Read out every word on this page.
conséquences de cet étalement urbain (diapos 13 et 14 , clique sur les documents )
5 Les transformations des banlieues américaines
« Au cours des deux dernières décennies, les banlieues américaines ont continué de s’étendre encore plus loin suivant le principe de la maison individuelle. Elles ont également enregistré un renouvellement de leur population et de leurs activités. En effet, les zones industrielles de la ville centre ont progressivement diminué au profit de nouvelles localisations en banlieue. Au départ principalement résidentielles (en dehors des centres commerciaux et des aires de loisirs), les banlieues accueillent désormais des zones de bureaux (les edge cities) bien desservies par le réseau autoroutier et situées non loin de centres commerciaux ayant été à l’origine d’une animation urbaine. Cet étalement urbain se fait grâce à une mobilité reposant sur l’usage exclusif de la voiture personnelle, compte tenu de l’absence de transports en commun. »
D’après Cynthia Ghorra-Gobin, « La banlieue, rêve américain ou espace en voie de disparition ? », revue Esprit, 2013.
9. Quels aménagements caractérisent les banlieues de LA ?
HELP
* * * * *
▸ Exercise brief
Every entry must be quoted exactly as it appears above.

▸ Correct answer
Read out every word on this page.
conséquences de cet étalement urbain (diapos 13 et 14 , clique sur les documents )
5 Les transformations des banlieues américaines
« Au cours des deux dernières décennies, les banlieues américaines ont continué de s’étendre encore plus loin suivant le principe de la maison individuelle. Elles ont également enregistré un renouvellement de leur population et de leurs activités. En effet, les zones industrielles de la ville centre ont progressivement diminué au profit de nouvelles localisations en banlieue. Au départ principalement résidentielles (en dehors des centres commerciaux et des aires de loisirs), les banlieues accueillent désormais des zones de bureaux (les edge cities) bien desservies par le réseau autoroutier et situées non loin de centres commerciaux ayant été à l’origine d’une animation urbaine. Cet étalement urbain se fait grâce à une mobilité reposant sur l’usage exclusif de la voiture personnelle, compte tenu de l’absence de transports en commun. »
D’après Cynthia Ghorra-Gobin, « La banlieue, rêve américain ou espace en voie de disparition ? », revue Esprit, 2013.
9. Quels aménagements caractérisent les banlieues de LA ?
HELP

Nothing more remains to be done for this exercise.